▶ [Task description]:
Count every line of these entries that holds the word "plain", and reply with the number only.
---------- Data rows ----------
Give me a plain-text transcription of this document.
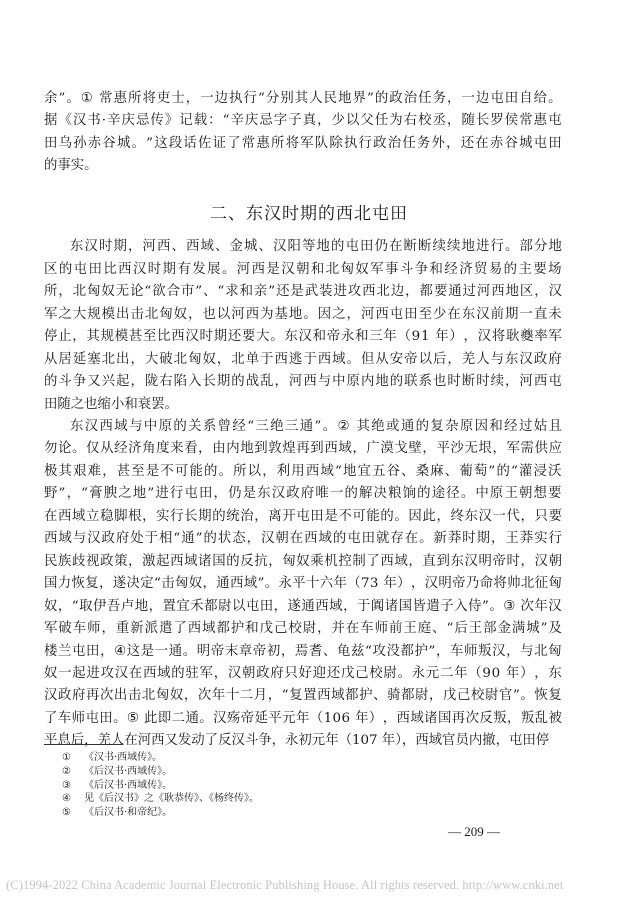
余 ” 。 ①
常 惠 所 将 吏 士 ， 一 边 执 行 “ 分 别 其 人 民 地 界 ” 的 政 治 任 务 ， 一 边 屯 田 自 给 。
据 《 汉 书 · 辛 庆 忌 传 》 记 载 ： “ 辛 庆 忌 字 子 真 ， 少 以 父 任 为 右 校 丞 ， 随 长 罗 侯 常 惠 屯
田 乌 孙 赤 谷 城 。 ” 这 段 话 佐 证 了 常 惠 所 将 军 队 除 执 行 政 治 任 务 外 ， 还 在 赤 谷 城 屯 田
的事实。
东 汉 时 期 ， 河 西 、 西 域 、 金 城 、 汉 阳 等 地 的 屯 田 仍 在 断 断 续 续 地 进 行 。 部 分 地
区 的 屯 田 比 西 汉 时 期 有 发 展 。 河 西 是 汉 朝 和 北 匈 奴 军 事 斗 争 和 经 济 贸 易 的 主 要 场
所 ， 北 匈 奴 无 论 “ 欲 合 市 ” 、 “ 求 和 亲 ” 还 是 武 装 进 攻 西 北 边 ， 都 要 通 过 河 西 地 区 ， 汉
军 之 大 规 模 出 击 北 匈 奴 ， 也 以 河 西 为 基 地 。 因 之 ， 河 西 屯 田 至 少 在 东 汉 前 期 一 直 未
停 止 ， 其 规 模 甚 至 比 西 汉 时 期 还 要 大 。 东 汉 和 帝 永 和 三 年 （ 9 1
年 ） ， 汉 将 耿 夔 率 军
从 居 延 塞 北 出 ， 大 破 北 匈 奴 ， 北 单 于 西 逃 于 西 域 。 但 从 安 帝 以 后 ， 羌 人 与 东 汉 政 府
的 斗 争 又 兴 起 ， 陇 右 陷 入 长 期 的 战 乱 ， 河 西 与 中 原 内 地 的 联 系 也 时 断 时 续 ， 河 西 屯
田随之也缩小和衰罢。
东 汉 西 域 与 中 原 的 关 系 曾 经 “ 三 绝 三 通 ” 。 ②
其 绝 或 通 的 复 杂 原 因 和 经 过 姑 且
勿 论 。 仅 从 经 济 角 度 来 看 ， 由 内 地 到 敦 煌 再 到 西 域 ， 广 漠 戈 壁 ， 平 沙 无 垠 ， 军 需 供 应
极 其 艰 难 ， 甚 至 是 不 可 能 的 。 所 以 ， 利 用 西 域 “ 地 宜 五 谷 、 桑 麻 、 葡 萄 ” 的 “ 灌 浸 沃
野 ” ， “ 膏 腴 之 地 ” 进 行 屯 田 ， 仍 是 东 汉 政 府 唯 一 的 解 决 粮 饷 的 途 径 。 中 原 王 朝 想 要
在 西 域 立 稳 脚 根 ， 实 行 长 期 的 统 治 ， 离 开 屯 田 是 不 可 能 的 。 因 此 ， 终 东 汉 一 代 ， 只 要
西 域 与 汉 政 府 处 于 相 “ 通 ” 的 状 态 ， 汉 朝 在 西 域 的 屯 田 就 存 在 。 新 莽 时 期 ， 王 莽 实 行
民 族 歧 视 政 策 ， 激 起 西 域 诸 国 的 反 抗 ， 匈 奴 乘 机 控 制 了 西 域 ， 直 到 东 汉 明 帝 时 ， 汉 朝
国 力 恢 复 ， 遂 决 定 “ 击 匈 奴 ， 通 西 域 ” 。 永 平 十 六 年 （ 7 3
年 ） ， 汉 明 帝 乃 命 将 帅 北 征 匈
奴 ， “ 取 伊 吾 卢 地 ， 置 宜 禾 都 尉 以 屯 田 ， 遂 通 西 域 ， 于 阗 诸 国 皆 遣 子 入 侍 ” 。 ③
次 年 汉
军 破 车 师 ， 重 新 派 遣 了 西 域 都 护 和 戊 己 校 尉 ， 并 在 车 师 前 王 庭 、 “ 后 王 部 金 满 城 ” 及
楼 兰 屯 田 ， ④ 这 是 一 通 。 明 帝 末 章 帝 初 ， 焉 耆 、 龟 兹 “ 攻 没 都 护 ” ， 车 师 叛 汉 ， 与 北 匈
奴 一 起 进 攻 汉 在 西 域 的 驻 军 ， 汉 朝 政 府 只 好 迎 还 戊 己 校 尉 。 永 元 二 年 （ 9 0
年 ） ， 东
汉 政 府 再 次 出 击 北 匈 奴 ， 次 年 十 二 月 ， “ 复 置 西 域 都 护 、 骑 都 尉 ， 戊 己 校 尉 官 ” 。 恢 复
了 车 师 屯 田 。 ⑤
此 即 二 通 。 汉 殇 帝 延 平 元 年 （ 1 0 6
年 ） ， 西 域 诸 国 再 次 反 叛 ， 叛 乱 被
平息后，羌人在河西又发动了反汉斗争，永初元年（107 年），西域官员内撤，屯田停
① 《汉书·西域传》。
② 《后汉书·西域传》。
③ 《后汉书·西域传》。
④ 见《后汉书》之《耿恭传》、《杨终传》。
⑤ 《后汉书·和帝纪》。
二、东汉时期的西北屯田
— 209 —
(C)1994-2022 China Academic Journal Electronic Publishing House. All rights reserved. http://www.cnki.net
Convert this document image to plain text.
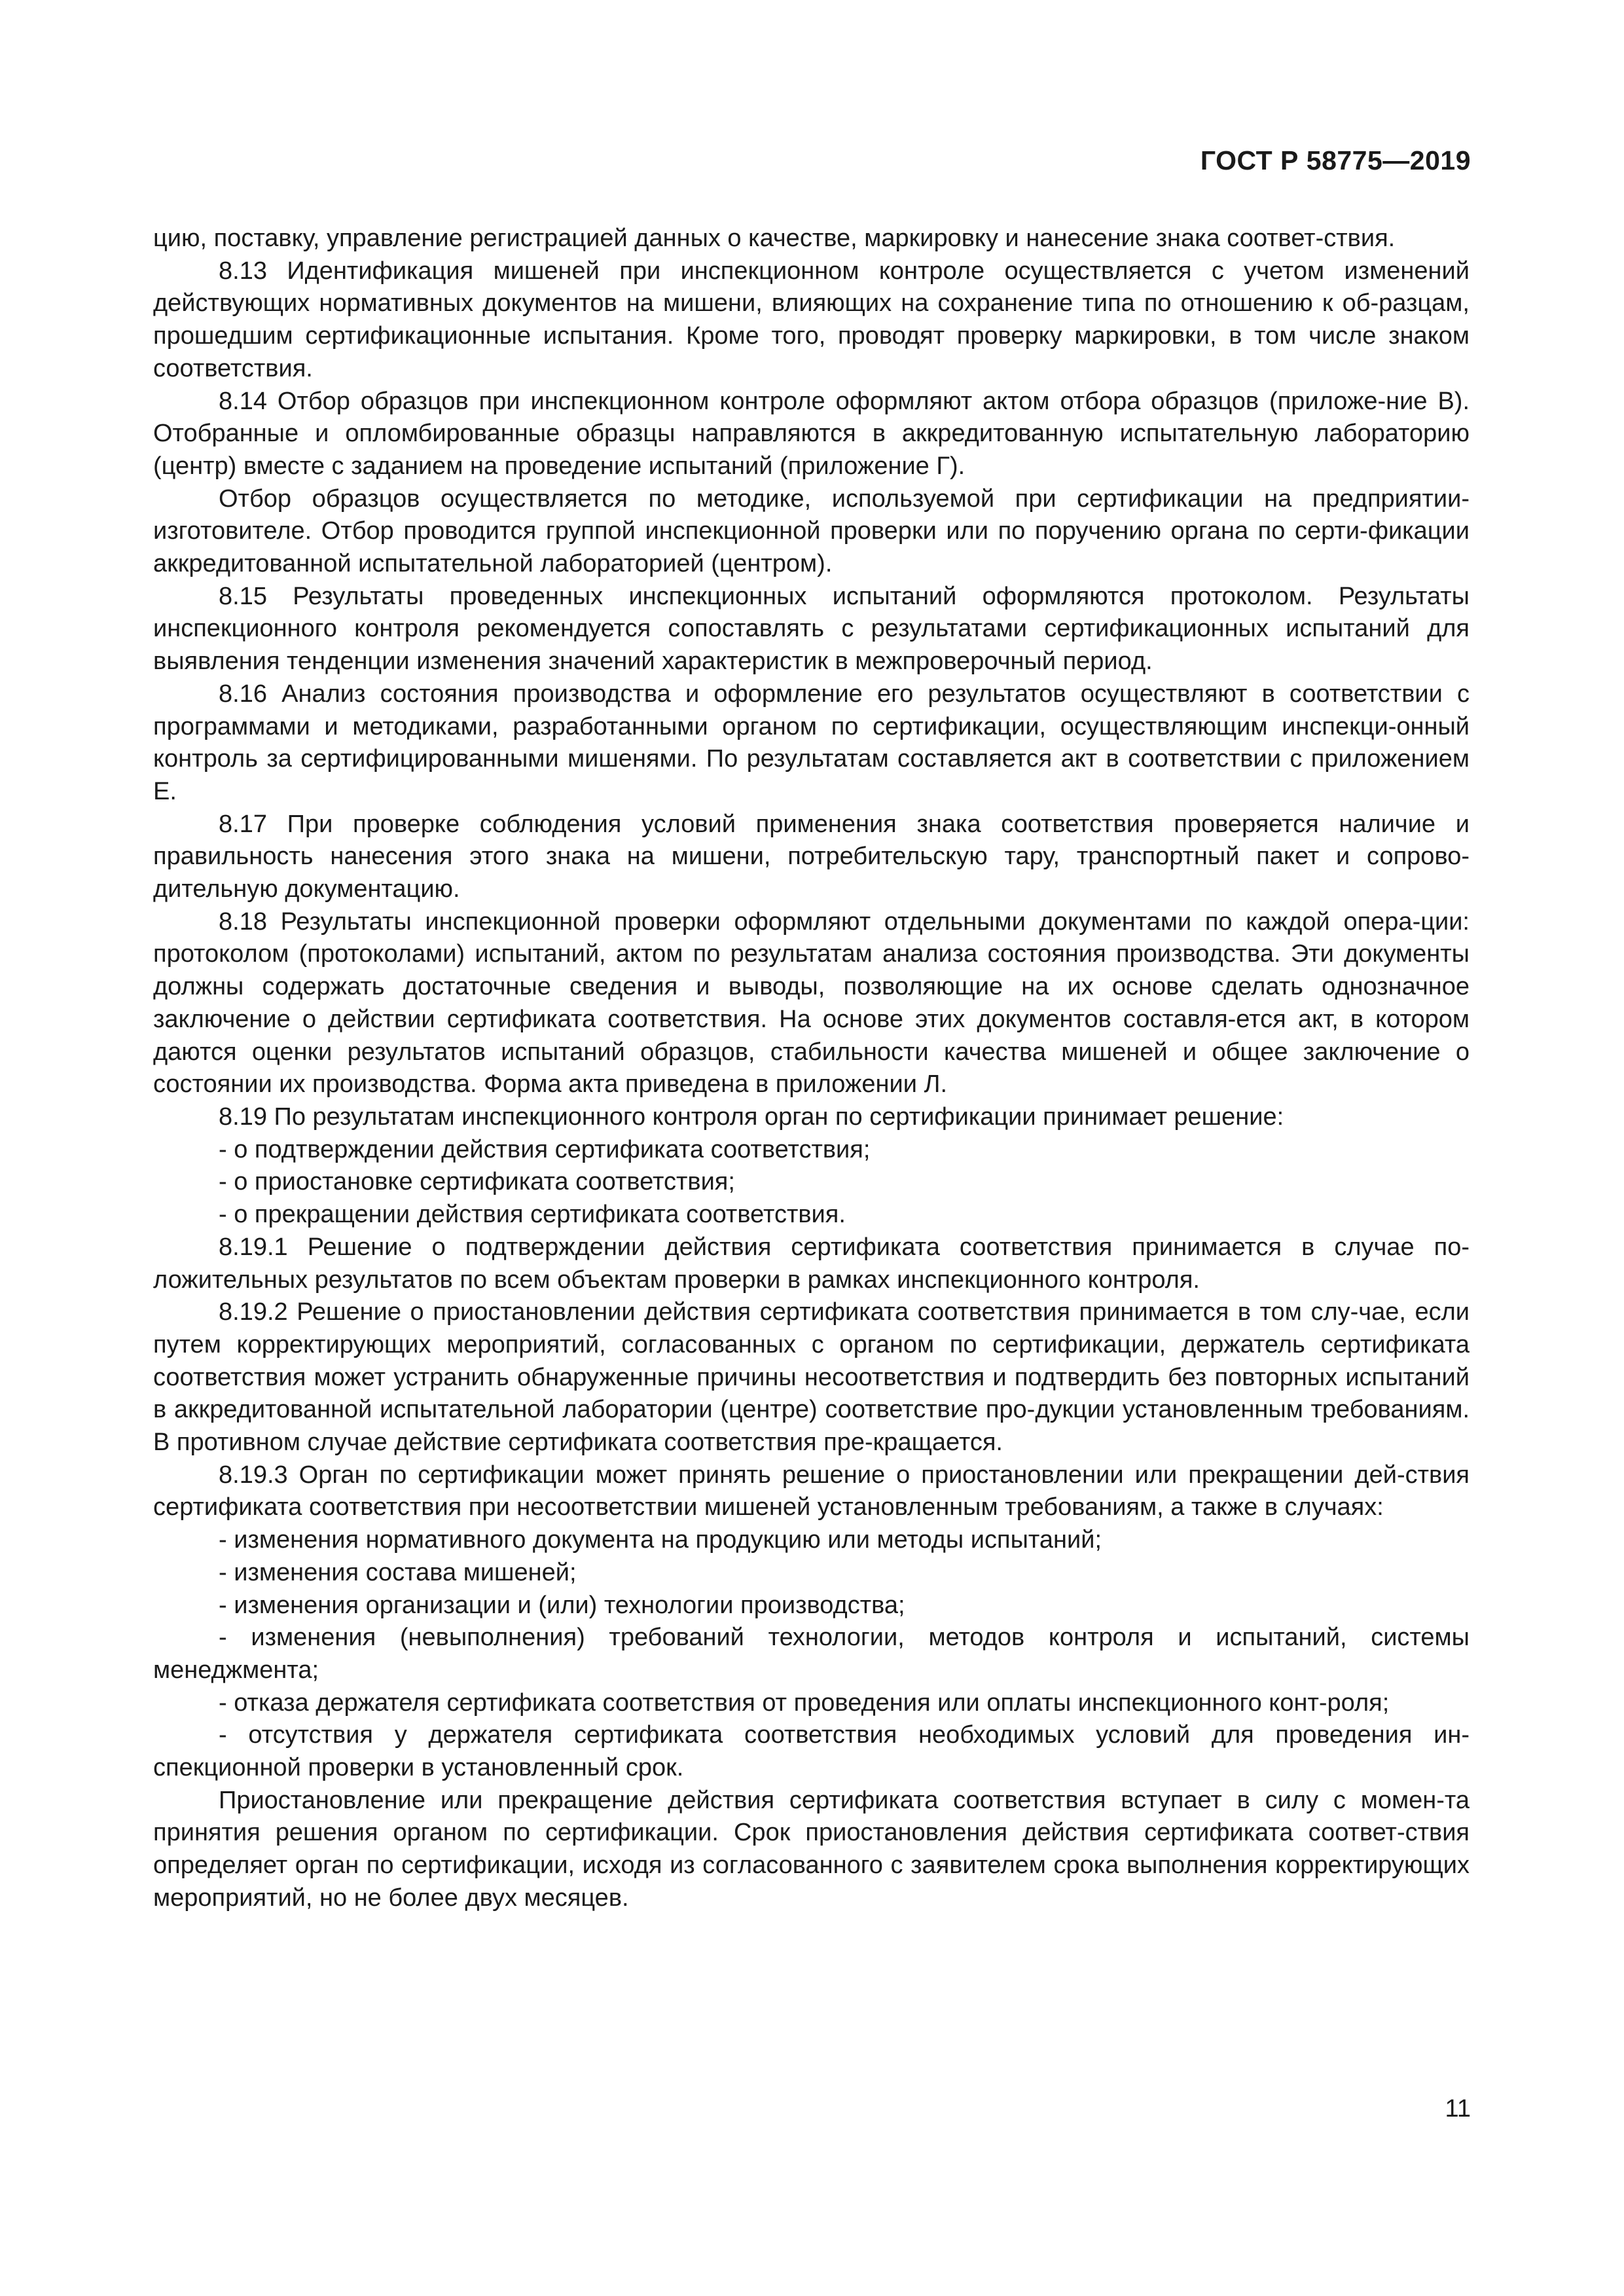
ГОСТ Р 58775—2019

цию, поставку, управление регистрацией данных о качестве, маркировку и нанесение знака соответ-ствия.

8.13 Идентификация мишеней при инспекционном контроле осуществляется с учетом изменений действующих нормативных документов на мишени, влияющих на сохранение типа по отношению к об-разцам, прошедшим сертификационные испытания. Кроме того, проводят проверку маркировки, в том числе знаком соответствия.

8.14 Отбор образцов при инспекционном контроле оформляют актом отбора образцов (приложе-ние В). Отобранные и опломбированные образцы направляются в аккредитованную испытательную лабораторию (центр) вместе с заданием на проведение испытаний (приложение Г).

Отбор образцов осуществляется по методике, используемой при сертификации на предприятии-изготовителе. Отбор проводится группой инспекционной проверки или по поручению органа по серти-фикации аккредитованной испытательной лабораторией (центром).

8.15 Результаты проведенных инспекционных испытаний оформляются протоколом. Результаты инспекционного контроля рекомендуется сопоставлять с результатами сертификационных испытаний для выявления тенденции изменения значений характеристик в межпроверочный период.

8.16 Анализ состояния производства и оформление его результатов осуществляют в соответствии с программами и методиками, разработанными органом по сертификации, осуществляющим инспекци-онный контроль за сертифицированными мишенями. По результатам составляется акт в соответствии с приложением Е.

8.17 При проверке соблюдения условий применения знака соответствия проверяется наличие и правильность нанесения этого знака на мишени, потребительскую тару, транспортный пакет и сопрово-дительную документацию.

8.18 Результаты инспекционной проверки оформляют отдельными документами по каждой опера-ции: протоколом (протоколами) испытаний, актом по результатам анализа состояния производства. Эти документы должны содержать достаточные сведения и выводы, позволяющие на их основе сделать однозначное заключение о действии сертификата соответствия. На основе этих документов составля-ется акт, в котором даются оценки результатов испытаний образцов, стабильности качества мишеней и общее заключение о состоянии их производства. Форма акта приведена в приложении Л.

8.19 По результатам инспекционного контроля орган по сертификации принимает решение:

- о подтверждении действия сертификата соответствия;

- о приостановке сертификата соответствия;

- о прекращении действия сертификата соответствия.

8.19.1 Решение о подтверждении действия сертификата соответствия принимается в случае по-ложительных результатов по всем объектам проверки в рамках инспекционного контроля.

8.19.2 Решение о приостановлении действия сертификата соответствия принимается в том слу-чае, если путем корректирующих мероприятий, согласованных с органом по сертификации, держатель сертификата соответствия может устранить обнаруженные причины несоответствия и подтвердить без повторных испытаний в аккредитованной испытательной лаборатории (центре) соответствие про-дукции установленным требованиям. В противном случае действие сертификата соответствия пре-кращается.

8.19.3 Орган по сертификации может принять решение о приостановлении или прекращении дей-ствия сертификата соответствия при несоответствии мишеней установленным требованиям, а также в случаях:

- изменения нормативного документа на продукцию или методы испытаний;

- изменения состава мишеней;

- изменения организации и (или) технологии производства;

- изменения (невыполнения) требований технологии, методов контроля и испытаний, системы менеджмента;

- отказа держателя сертификата соответствия от проведения или оплаты инспекционного конт-роля;

- отсутствия у держателя сертификата соответствия необходимых условий для проведения ин-спекционной проверки в установленный срок.

Приостановление или прекращение действия сертификата соответствия вступает в силу с момен-та принятия решения органом по сертификации. Срок приостановления действия сертификата соответ-ствия определяет орган по сертификации, исходя из согласованного с заявителем срока выполнения корректирующих мероприятий, но не более двух месяцев.

11
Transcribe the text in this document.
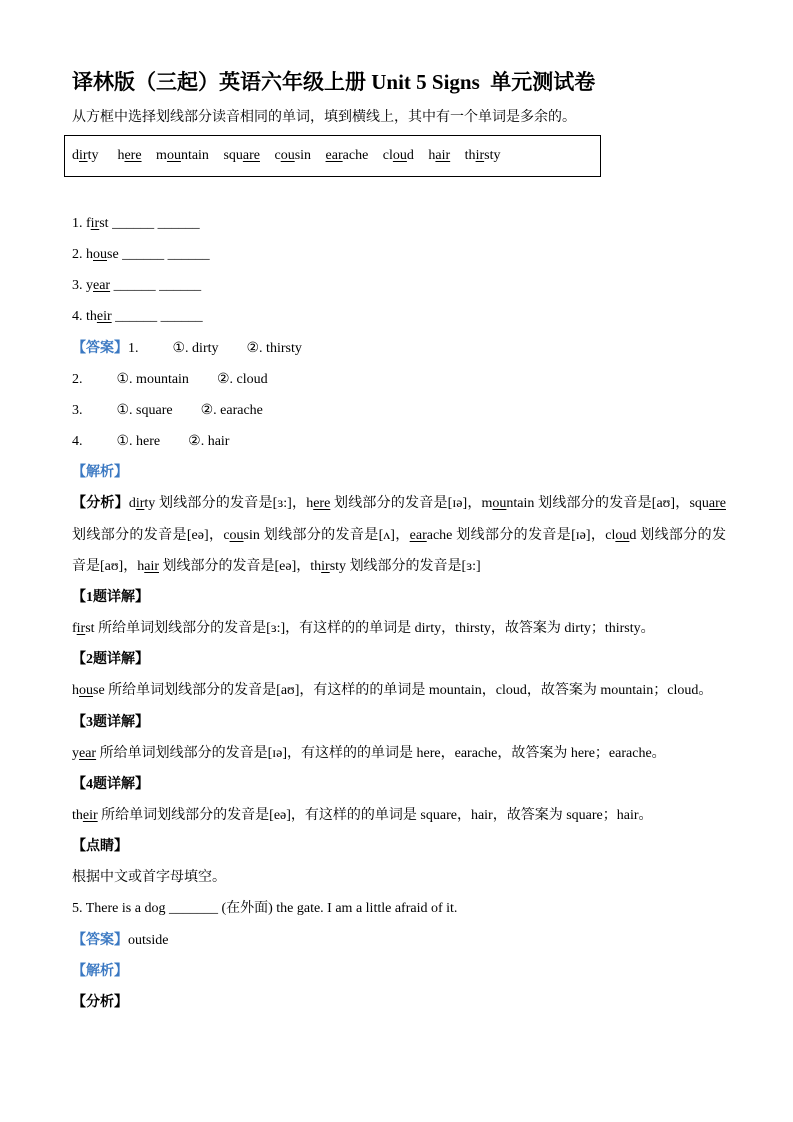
译林版（三起）英语六年级上册 Unit 5 Signs  单元测试卷
从方框中选择划线部分读音相同的单词，填到横线上，其中有一个单词是多余的。
dirty here mountain square cousin earache cloud hair thirsty
1. first ______ ______
2. house ______ ______
3. year ______ ______
4. their ______ ______
【答案】1. ①. dirty ②. thirsty
2. ①. mountain ②. cloud
3. ①. square ②. earache
4. ①. here ②. hair
【解析】
【分析】dirty 划线部分的发音是[ɜ:]，here 划线部分的发音是[ɪə]，mountain 划线部分的发音是[aʊ]，square 划线部分的发音是[eə]，cousin 划线部分的发音是[ʌ]，earache 划线部分的发音是[ɪə]，cloud 划线部分的发音是[aʊ]，hair 划线部分的发音是[eə]，thirsty 划线部分的发音是[ɜ:]
【1题详解】
first 所给单词划线部分的发音是[ɜ:]，有这样的的单词是 dirty，thirsty，故答案为 dirty；thirsty。
【2题详解】
house 所给单词划线部分的发音是[aʊ]，有这样的的单词是 mountain，cloud，故答案为 mountain；cloud。
【3题详解】
year 所给单词划线部分的发音是[ɪə]，有这样的的单词是 here，earache，故答案为 here；earache。
【4题详解】
their 所给单词划线部分的发音是[eə]，有这样的的单词是 square，hair，故答案为 square；hair。
【点睛】
根据中文或首字母填空。
5. There is a dog _______ (在外面) the gate. I am a little afraid of it.
【答案】outside
【解析】
【分析】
----------
▶ [Task response]:
2